== The problem ==
A partial copy is required: transcribe exactly the lines from the one containing "Convert this screenshot" through the last line below, without any pictures.

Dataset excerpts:
/---

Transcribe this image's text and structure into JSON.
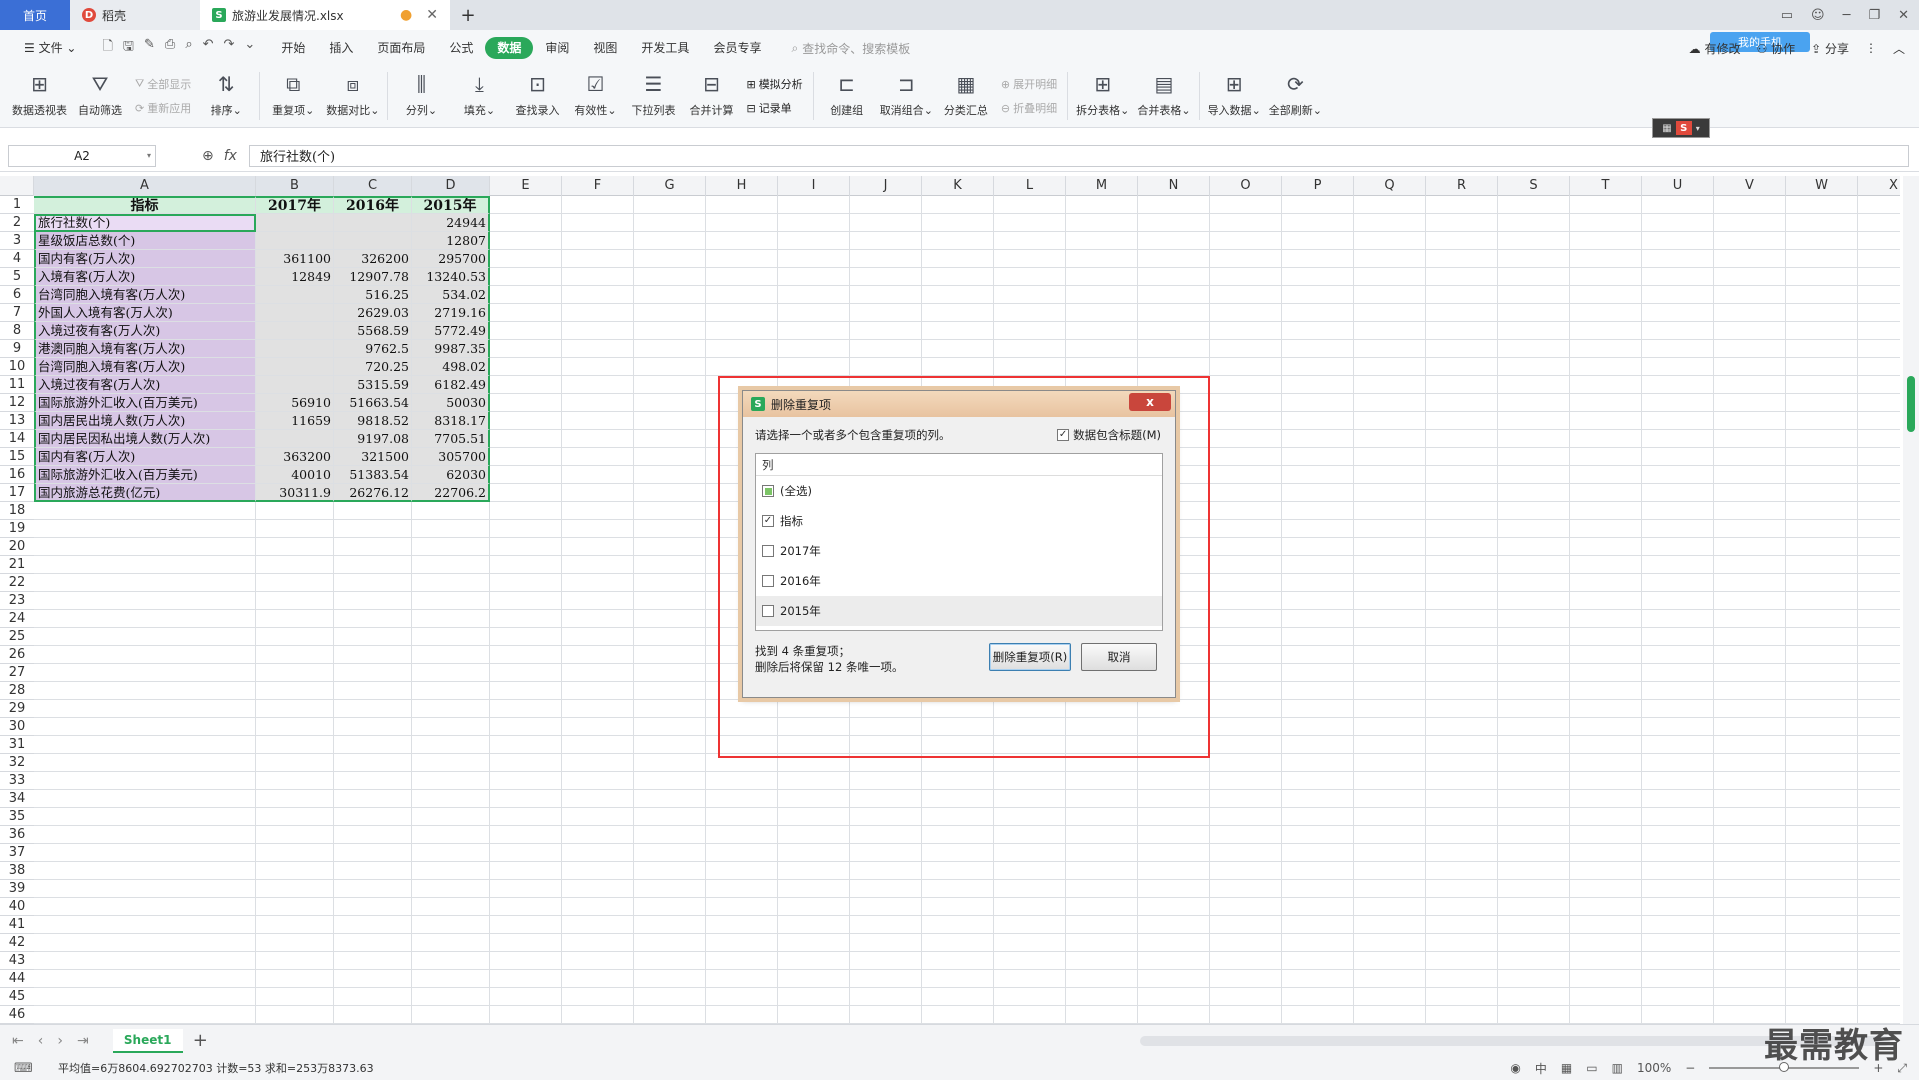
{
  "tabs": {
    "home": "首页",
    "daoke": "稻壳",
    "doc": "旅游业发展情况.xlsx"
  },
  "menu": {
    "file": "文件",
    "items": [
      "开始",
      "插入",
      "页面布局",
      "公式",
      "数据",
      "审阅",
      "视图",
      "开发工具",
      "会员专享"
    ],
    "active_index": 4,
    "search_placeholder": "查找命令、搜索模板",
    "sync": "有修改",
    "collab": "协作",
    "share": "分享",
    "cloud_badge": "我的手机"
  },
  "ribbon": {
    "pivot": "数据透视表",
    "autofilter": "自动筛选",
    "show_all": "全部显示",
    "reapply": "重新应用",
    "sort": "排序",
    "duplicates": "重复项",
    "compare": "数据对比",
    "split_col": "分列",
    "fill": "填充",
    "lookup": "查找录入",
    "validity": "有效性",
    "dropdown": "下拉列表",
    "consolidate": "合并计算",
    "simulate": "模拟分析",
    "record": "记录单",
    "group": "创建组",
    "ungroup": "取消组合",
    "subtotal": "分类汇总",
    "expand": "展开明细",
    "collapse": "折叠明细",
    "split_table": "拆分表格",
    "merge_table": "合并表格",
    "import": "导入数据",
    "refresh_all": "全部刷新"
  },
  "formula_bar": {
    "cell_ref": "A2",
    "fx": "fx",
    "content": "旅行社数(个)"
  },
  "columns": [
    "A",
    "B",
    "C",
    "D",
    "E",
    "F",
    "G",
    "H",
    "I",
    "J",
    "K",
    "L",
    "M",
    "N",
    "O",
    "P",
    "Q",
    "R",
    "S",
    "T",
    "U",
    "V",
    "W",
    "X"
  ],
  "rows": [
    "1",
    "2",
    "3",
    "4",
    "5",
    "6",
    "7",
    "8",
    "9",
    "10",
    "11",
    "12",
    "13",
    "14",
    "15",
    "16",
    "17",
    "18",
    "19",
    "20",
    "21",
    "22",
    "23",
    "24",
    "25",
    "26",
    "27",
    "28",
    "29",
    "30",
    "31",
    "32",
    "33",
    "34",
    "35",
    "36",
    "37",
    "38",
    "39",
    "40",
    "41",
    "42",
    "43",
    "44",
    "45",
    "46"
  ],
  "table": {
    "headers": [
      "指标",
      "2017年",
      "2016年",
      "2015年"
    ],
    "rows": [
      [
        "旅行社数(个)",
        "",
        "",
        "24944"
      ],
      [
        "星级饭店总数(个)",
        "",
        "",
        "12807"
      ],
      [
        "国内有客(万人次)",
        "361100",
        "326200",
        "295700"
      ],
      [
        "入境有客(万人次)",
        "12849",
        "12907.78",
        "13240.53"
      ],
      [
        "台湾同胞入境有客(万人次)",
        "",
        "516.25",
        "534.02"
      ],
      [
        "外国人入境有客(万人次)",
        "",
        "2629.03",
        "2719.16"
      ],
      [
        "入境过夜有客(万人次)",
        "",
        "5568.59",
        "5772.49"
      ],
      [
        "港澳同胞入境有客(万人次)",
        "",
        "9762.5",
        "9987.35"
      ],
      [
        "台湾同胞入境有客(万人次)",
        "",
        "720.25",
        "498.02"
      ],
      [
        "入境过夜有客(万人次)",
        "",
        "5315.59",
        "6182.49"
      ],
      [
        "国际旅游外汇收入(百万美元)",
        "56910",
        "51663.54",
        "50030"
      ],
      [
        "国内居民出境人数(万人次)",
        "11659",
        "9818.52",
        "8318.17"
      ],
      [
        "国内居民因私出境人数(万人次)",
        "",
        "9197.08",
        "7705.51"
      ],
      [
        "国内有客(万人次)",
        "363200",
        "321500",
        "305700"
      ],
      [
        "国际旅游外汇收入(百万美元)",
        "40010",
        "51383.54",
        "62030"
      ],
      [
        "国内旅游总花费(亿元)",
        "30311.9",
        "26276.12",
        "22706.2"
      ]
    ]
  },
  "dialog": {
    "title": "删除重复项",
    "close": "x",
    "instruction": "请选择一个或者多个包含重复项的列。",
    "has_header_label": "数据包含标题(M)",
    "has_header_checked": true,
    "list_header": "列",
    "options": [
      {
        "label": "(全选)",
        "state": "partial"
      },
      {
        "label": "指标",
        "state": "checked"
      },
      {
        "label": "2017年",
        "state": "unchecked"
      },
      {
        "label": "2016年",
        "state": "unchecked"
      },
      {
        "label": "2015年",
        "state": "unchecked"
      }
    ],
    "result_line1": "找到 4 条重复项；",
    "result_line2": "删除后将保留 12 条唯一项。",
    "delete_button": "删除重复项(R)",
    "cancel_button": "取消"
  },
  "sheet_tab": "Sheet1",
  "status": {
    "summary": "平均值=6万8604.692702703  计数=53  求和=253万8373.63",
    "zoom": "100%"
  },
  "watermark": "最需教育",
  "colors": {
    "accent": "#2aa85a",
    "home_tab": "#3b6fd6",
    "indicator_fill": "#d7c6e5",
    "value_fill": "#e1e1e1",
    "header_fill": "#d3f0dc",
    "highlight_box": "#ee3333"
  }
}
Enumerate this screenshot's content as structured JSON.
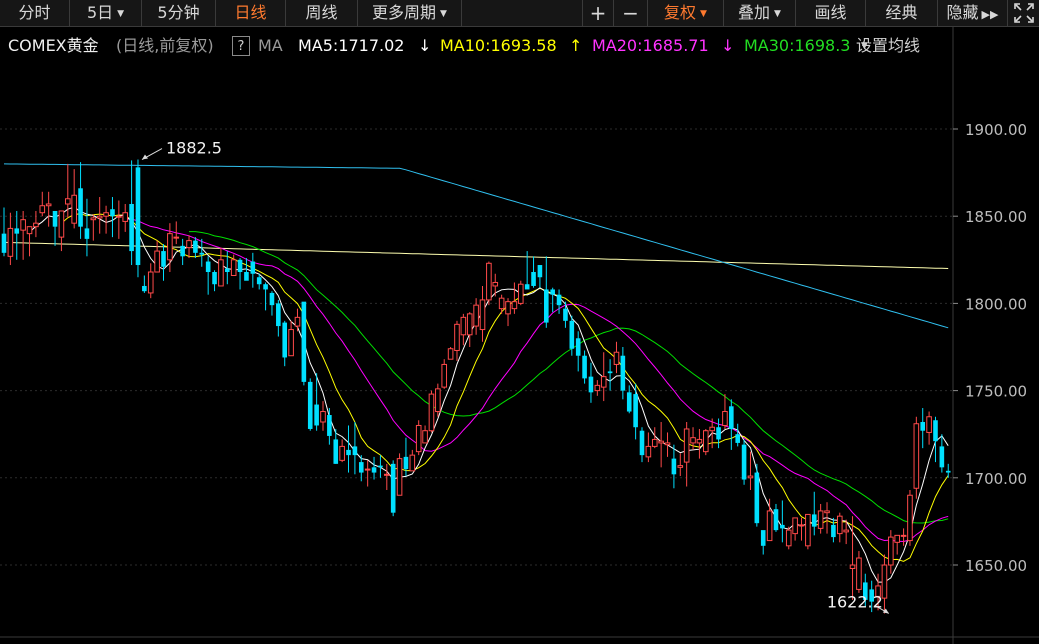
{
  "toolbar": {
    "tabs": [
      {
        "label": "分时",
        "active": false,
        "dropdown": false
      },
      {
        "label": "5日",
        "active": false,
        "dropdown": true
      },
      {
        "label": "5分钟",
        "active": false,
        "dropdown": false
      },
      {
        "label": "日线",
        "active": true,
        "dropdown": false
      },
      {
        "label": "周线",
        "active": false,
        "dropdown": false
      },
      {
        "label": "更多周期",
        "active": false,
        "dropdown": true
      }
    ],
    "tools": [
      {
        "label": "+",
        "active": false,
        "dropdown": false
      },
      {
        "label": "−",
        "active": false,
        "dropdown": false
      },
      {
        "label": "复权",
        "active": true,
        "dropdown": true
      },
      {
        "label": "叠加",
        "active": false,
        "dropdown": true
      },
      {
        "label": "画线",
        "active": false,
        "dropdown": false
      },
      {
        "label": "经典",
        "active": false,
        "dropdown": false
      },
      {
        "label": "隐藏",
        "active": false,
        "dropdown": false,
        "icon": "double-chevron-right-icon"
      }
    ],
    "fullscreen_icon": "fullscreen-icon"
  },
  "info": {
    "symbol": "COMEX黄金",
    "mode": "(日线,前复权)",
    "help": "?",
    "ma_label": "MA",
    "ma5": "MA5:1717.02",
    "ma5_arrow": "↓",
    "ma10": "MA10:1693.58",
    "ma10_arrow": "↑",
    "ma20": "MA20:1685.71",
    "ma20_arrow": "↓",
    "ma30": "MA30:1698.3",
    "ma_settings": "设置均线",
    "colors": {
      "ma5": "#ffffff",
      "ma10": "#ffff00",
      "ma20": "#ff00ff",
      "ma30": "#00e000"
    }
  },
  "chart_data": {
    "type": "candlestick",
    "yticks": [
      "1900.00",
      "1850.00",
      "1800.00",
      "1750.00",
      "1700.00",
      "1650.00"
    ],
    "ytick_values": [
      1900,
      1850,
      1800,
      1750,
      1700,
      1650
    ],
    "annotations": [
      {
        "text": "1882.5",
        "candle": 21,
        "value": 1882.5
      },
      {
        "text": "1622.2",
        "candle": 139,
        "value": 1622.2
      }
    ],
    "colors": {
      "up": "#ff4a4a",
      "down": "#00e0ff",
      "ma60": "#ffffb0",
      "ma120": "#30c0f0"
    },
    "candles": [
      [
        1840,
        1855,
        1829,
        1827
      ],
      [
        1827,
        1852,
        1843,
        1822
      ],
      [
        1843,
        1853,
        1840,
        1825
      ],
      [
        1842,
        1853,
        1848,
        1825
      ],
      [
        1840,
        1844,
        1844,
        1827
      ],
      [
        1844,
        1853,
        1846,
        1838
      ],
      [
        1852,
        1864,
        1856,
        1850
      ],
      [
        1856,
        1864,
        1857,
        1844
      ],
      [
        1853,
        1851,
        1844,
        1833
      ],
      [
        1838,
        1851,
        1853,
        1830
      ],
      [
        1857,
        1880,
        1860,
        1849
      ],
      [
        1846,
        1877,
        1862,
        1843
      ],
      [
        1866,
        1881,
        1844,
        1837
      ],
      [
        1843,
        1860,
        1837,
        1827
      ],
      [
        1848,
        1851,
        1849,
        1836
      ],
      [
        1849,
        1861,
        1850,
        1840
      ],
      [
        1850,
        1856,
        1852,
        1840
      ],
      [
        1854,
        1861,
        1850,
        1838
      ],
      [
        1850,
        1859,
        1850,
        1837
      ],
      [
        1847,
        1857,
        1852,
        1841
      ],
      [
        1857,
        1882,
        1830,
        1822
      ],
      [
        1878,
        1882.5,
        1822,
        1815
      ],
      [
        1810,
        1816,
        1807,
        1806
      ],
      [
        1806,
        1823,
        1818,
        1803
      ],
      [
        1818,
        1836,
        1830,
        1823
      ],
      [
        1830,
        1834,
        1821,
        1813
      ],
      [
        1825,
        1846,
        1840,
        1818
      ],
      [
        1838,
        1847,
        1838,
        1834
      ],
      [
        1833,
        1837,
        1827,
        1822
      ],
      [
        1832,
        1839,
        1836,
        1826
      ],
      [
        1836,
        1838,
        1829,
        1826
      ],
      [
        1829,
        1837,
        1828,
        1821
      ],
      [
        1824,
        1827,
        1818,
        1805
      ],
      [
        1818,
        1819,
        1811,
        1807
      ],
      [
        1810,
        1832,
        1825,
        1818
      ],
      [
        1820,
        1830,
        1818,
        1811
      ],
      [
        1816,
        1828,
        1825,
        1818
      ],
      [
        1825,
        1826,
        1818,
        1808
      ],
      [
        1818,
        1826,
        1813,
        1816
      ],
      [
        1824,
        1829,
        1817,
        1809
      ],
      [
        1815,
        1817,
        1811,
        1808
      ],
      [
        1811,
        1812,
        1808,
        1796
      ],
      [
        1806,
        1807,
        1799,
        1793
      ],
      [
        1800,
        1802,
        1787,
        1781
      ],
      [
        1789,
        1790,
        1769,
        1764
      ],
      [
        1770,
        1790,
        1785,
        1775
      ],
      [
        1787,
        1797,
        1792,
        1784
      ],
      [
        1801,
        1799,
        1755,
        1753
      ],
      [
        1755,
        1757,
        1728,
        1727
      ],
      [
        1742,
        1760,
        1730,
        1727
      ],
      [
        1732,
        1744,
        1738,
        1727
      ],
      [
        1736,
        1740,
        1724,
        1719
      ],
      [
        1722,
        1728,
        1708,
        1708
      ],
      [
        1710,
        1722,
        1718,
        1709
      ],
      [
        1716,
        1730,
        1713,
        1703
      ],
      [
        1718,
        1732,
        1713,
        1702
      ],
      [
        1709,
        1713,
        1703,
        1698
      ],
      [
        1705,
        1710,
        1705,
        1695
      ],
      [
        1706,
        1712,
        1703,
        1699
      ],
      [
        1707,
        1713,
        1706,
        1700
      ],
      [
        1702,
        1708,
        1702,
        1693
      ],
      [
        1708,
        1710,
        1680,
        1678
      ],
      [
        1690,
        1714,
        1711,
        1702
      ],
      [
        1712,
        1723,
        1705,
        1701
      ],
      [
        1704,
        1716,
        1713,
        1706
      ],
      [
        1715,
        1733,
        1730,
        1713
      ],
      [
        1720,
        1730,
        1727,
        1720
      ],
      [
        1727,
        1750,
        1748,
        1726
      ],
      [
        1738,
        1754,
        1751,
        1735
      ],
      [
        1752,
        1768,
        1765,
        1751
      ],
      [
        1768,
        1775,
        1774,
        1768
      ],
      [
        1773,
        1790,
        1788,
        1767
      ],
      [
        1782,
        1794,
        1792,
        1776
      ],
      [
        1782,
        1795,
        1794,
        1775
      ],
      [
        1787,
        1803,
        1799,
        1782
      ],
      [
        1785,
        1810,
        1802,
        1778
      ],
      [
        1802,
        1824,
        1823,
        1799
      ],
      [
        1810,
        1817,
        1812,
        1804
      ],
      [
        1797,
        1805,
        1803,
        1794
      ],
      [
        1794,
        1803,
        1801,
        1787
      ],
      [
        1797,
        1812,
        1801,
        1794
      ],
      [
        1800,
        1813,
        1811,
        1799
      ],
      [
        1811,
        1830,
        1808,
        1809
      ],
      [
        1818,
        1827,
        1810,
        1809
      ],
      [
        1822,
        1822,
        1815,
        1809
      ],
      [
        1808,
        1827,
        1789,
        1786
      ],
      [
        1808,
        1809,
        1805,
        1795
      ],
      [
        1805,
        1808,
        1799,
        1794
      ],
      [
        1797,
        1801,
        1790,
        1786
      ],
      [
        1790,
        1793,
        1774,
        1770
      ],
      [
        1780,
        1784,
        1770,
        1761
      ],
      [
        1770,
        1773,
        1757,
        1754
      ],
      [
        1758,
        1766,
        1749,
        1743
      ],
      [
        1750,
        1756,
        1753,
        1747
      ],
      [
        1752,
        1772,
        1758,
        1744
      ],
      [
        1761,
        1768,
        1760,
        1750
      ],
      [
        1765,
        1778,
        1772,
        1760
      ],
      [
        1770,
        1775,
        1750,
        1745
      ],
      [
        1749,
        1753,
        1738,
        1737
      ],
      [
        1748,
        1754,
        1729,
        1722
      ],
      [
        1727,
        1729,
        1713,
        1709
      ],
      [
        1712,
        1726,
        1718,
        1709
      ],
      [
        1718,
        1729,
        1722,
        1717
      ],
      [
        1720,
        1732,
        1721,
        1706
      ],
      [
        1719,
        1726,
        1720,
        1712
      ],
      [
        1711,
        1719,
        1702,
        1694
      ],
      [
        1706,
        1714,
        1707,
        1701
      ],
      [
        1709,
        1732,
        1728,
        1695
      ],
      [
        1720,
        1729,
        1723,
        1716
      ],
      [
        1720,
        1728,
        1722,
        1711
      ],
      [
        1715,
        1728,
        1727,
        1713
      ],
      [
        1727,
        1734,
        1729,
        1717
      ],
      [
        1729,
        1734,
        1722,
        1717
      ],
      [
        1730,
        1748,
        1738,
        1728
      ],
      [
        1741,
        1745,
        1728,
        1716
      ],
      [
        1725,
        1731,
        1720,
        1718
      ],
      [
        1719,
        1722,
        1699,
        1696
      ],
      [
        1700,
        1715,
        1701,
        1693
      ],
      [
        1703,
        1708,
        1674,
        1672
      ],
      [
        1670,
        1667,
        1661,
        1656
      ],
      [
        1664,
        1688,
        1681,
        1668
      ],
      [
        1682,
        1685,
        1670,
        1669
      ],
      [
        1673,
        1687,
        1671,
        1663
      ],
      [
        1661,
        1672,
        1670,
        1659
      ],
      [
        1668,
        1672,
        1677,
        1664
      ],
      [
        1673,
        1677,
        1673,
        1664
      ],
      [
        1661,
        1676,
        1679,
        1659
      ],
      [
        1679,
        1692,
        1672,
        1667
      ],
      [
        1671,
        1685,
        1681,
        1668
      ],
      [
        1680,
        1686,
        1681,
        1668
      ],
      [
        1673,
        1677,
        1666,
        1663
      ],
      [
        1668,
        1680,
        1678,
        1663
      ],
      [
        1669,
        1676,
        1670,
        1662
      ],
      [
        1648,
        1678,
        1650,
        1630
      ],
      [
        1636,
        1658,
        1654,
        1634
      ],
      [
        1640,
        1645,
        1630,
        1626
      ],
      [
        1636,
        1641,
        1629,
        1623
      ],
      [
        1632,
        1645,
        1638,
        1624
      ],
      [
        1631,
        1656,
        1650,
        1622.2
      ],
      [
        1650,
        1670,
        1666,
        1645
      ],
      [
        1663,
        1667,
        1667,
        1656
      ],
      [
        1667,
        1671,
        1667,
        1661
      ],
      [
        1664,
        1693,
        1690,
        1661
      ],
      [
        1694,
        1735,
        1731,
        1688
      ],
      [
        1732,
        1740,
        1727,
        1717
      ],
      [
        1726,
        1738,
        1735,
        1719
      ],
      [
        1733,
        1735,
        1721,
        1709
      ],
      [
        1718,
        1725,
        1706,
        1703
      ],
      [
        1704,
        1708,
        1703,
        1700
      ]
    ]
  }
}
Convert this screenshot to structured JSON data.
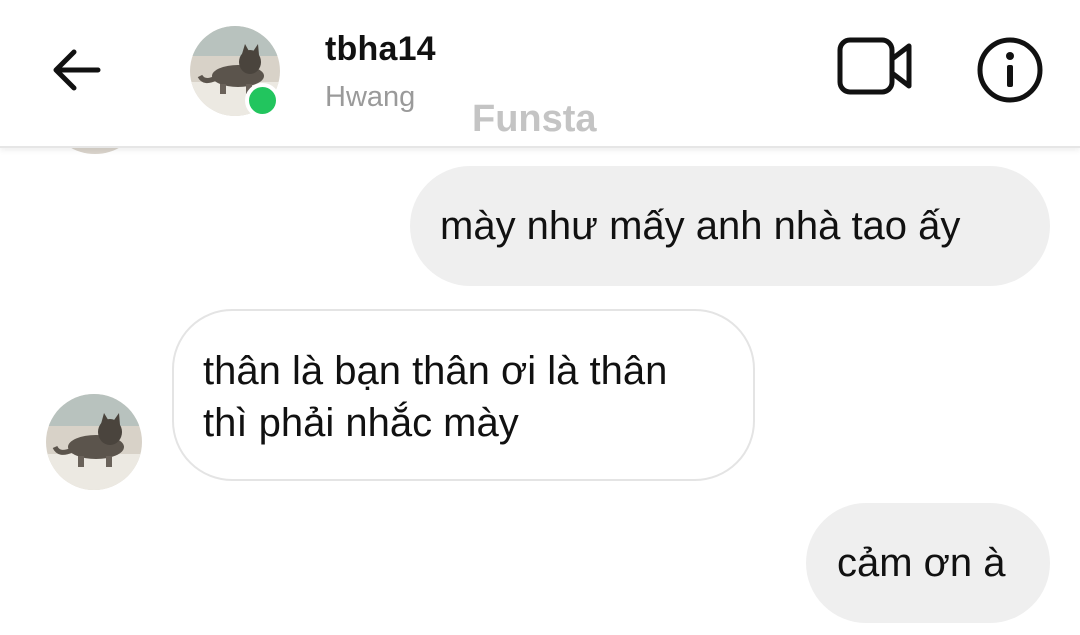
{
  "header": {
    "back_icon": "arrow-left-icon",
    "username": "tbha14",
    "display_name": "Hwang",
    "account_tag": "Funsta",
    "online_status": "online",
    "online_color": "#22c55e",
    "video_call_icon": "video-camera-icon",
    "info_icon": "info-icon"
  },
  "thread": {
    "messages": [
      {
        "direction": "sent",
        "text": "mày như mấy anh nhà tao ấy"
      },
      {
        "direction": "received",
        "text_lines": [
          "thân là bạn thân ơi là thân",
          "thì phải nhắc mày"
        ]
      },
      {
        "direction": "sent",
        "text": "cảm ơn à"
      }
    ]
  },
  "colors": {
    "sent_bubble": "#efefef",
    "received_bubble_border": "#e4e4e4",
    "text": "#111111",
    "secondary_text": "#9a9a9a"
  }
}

\---

== Output for this task ==
Convert this screenshot to structured JSON data.
{
  "header": {
    "back_icon": "arrow-left-icon",
    "username": "tbha14",
    "display_name": "Hwang",
    "account_tag": "Funsta",
    "online_status": "online",
    "online_color": "#22c55e",
    "video_call_icon": "video-camera-icon",
    "info_icon": "info-icon"
  },
  "thread": {
    "messages": [
      {
        "direction": "sent",
        "text": "mày như mấy anh nhà tao ấy"
      },
      {
        "direction": "received",
        "text_lines": [
          "thân là bạn thân ơi là thân",
          "thì phải nhắc mày"
        ]
      },
      {
        "direction": "sent",
        "text": "cảm ơn à"
      }
    ]
  },
  "colors": {
    "sent_bubble": "#efefef",
    "received_bubble_border": "#e4e4e4",
    "text": "#111111",
    "secondary_text": "#9a9a9a"
  }
}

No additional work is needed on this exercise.